(Objective):
Locate each line in the records containing "холодного". Copy it.

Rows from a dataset
====

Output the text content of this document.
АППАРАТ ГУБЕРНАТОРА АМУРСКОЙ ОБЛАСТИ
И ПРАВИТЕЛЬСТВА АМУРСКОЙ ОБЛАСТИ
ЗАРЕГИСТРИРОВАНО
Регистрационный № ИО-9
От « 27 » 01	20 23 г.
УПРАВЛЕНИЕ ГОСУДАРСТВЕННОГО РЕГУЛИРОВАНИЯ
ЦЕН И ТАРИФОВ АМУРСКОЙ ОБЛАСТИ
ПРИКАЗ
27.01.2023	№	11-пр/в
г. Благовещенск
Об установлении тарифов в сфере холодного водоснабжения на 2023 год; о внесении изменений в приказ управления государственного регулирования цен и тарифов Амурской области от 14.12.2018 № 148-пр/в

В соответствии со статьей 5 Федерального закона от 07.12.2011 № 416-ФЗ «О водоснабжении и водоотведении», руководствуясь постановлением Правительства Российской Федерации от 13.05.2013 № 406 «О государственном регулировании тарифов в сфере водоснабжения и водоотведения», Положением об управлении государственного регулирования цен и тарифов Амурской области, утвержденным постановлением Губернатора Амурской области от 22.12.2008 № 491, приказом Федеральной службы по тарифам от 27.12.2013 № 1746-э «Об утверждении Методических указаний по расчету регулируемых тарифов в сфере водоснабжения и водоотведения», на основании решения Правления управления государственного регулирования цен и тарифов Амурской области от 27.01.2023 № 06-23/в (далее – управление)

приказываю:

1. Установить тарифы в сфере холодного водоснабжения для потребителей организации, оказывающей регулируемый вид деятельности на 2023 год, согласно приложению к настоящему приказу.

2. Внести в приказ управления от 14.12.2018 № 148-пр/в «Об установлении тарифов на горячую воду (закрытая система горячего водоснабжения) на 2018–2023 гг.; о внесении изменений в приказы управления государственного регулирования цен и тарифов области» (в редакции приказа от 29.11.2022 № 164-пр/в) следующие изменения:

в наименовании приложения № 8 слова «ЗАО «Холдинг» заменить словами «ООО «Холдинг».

====

(Solution for this task):
Об установлении тарифов в сфере холодного водоснабжения на 2023 год; о внесении изменений в приказ управления государственного регулирования цен и тарифов Амурской области от 14.12.2018 № 148-пр/в
1. Установить тарифы в сфере холодного водоснабжения для потребителей организации, оказывающей регулируемый вид деятельности на 2023 год, согласно приложению к настоящему приказу.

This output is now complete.